What to do -> Reproduce verbatim the final portion of the material below, from the line containing "What text is on this page?" through its last line, and nothing else.

(Data records)
________________________

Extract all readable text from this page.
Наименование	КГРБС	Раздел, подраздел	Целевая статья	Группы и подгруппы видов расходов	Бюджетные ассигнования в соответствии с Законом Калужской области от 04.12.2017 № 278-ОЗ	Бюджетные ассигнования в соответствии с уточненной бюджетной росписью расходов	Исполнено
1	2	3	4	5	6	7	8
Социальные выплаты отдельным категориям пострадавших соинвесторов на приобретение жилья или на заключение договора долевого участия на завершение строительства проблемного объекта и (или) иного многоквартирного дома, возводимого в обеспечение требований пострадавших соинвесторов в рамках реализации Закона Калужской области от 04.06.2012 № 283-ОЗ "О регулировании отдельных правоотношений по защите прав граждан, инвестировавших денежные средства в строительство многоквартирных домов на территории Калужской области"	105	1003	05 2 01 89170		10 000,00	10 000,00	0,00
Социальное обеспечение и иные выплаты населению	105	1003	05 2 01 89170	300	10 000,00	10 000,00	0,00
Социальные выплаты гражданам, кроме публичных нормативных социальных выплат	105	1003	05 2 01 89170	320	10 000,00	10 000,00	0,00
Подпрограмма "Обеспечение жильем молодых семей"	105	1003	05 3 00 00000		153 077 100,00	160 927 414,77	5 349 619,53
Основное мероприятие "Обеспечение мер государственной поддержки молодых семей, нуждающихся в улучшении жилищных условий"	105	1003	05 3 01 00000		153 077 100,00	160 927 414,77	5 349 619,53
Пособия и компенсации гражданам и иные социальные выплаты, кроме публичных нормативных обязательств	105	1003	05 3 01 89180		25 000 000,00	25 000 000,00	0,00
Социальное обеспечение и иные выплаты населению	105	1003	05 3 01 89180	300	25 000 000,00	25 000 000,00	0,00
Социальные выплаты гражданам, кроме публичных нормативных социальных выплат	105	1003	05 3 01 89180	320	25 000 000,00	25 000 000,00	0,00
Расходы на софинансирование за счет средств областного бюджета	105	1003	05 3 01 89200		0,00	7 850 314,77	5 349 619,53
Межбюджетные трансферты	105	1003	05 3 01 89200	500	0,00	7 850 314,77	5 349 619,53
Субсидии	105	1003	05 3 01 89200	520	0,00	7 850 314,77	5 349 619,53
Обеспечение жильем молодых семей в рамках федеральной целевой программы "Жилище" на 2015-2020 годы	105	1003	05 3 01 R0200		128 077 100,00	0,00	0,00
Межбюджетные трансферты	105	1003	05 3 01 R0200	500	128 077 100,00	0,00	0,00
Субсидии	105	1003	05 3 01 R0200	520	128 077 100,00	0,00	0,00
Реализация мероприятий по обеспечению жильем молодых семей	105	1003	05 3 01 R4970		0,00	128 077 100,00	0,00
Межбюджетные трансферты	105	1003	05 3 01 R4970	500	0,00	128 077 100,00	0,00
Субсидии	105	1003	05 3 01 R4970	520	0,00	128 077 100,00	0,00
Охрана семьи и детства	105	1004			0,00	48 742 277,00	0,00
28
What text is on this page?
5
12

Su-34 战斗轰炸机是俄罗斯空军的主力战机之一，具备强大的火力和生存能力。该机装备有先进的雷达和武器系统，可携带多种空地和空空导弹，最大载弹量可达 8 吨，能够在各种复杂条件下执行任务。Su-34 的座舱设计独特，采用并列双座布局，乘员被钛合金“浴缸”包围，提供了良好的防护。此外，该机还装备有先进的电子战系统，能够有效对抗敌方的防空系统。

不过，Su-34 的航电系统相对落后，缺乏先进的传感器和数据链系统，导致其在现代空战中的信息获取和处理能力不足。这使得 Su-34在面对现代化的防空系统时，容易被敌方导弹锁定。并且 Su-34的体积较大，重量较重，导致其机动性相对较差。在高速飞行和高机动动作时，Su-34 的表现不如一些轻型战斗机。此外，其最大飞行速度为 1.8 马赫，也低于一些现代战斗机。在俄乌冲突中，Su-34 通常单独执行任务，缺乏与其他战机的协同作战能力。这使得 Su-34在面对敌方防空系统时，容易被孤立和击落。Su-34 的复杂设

________________________

Output for this exercise ->
What text is on this page?
5
12

Su-34 战斗轰炸机是俄罗斯空军的主力战机之一，具备强大的火力和生存能力。该机装备有先进的雷达和武器系统，可携带多种空地和空空导弹，最大载弹量可达 8 吨，能够在各种复杂条件下执行任务。Su-34 的座舱设计独特，采用并列双座布局，乘员被钛合金“浴缸”包围，提供了良好的防护。此外，该机还装备有先进的电子战系统，能够有效对抗敌方的防空系统。

不过，Su-34 的航电系统相对落后，缺乏先进的传感器和数据链系统，导致其在现代空战中的信息获取和处理能力不足。这使得 Su-34在面对现代化的防空系统时，容易被敌方导弹锁定。并且 Su-34的体积较大，重量较重，导致其机动性相对较差。在高速飞行和高机动动作时，Su-34 的表现不如一些轻型战斗机。此外，其最大飞行速度为 1.8 马赫，也低于一些现代战斗机。在俄乌冲突中，Su-34 通常单独执行任务，缺乏与其他战机的协同作战能力。这使得 Su-34在面对敌方防空系统时，容易被孤立和击落。Su-34 的复杂设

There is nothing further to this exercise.